EXERCISE DIRECTIONS: Find the lines that hold the word "name" and return them.

GIVEN ENTRIES:
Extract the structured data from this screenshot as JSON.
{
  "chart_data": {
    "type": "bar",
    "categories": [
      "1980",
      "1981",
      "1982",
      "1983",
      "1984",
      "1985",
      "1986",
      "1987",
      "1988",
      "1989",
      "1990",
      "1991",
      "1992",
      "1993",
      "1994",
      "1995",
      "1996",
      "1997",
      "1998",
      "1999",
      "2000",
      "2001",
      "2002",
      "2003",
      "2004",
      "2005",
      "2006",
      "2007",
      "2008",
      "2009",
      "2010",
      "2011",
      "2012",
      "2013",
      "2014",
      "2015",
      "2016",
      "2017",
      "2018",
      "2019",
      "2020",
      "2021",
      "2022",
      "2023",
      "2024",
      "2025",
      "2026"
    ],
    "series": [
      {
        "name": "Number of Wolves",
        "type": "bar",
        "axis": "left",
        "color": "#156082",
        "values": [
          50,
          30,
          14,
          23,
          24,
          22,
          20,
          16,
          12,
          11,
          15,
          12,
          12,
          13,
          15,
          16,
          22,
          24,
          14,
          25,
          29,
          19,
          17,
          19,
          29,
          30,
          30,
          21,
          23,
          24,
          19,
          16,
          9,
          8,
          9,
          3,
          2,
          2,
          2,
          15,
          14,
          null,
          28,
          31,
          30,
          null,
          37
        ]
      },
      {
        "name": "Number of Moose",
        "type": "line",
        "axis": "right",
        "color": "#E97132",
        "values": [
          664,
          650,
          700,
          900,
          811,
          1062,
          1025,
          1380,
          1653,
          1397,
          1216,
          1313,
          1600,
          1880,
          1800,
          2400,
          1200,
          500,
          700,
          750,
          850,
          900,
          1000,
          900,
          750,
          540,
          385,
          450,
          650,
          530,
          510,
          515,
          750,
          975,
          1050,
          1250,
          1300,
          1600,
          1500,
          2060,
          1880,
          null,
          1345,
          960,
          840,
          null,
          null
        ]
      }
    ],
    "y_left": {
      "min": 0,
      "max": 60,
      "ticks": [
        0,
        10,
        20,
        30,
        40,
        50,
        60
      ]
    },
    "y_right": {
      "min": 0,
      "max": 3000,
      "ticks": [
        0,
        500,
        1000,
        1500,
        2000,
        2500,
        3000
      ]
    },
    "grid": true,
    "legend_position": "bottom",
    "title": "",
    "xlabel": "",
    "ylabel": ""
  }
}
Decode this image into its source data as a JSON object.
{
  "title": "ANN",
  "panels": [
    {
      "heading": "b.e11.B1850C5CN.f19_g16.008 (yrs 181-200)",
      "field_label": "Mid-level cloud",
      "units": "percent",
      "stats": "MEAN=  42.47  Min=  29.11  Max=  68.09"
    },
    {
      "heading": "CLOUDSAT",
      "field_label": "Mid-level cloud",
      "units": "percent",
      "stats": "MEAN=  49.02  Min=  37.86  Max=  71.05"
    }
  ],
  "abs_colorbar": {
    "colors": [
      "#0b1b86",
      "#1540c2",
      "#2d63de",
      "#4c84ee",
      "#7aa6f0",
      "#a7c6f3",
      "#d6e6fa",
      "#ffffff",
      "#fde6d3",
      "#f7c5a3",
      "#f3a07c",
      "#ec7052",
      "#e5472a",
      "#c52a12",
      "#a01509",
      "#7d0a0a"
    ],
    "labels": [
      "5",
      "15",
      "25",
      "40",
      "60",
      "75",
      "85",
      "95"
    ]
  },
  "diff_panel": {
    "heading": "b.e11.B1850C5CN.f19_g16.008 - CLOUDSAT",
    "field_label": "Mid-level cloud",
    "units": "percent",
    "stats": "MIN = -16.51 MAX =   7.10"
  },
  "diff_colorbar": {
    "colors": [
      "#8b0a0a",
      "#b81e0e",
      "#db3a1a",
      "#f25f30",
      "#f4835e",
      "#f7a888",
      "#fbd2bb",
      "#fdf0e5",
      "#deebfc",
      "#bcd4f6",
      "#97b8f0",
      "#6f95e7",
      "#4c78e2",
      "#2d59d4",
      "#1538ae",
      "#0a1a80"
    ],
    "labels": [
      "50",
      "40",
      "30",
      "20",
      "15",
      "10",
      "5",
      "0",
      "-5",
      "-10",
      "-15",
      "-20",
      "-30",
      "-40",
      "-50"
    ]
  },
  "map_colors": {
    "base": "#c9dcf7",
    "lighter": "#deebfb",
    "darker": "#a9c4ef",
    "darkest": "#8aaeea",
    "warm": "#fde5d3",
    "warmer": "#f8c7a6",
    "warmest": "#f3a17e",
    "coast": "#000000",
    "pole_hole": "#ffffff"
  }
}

FULL OUTPUT:
        "name": "Number of Wolves",
        "name": "Number of Moose",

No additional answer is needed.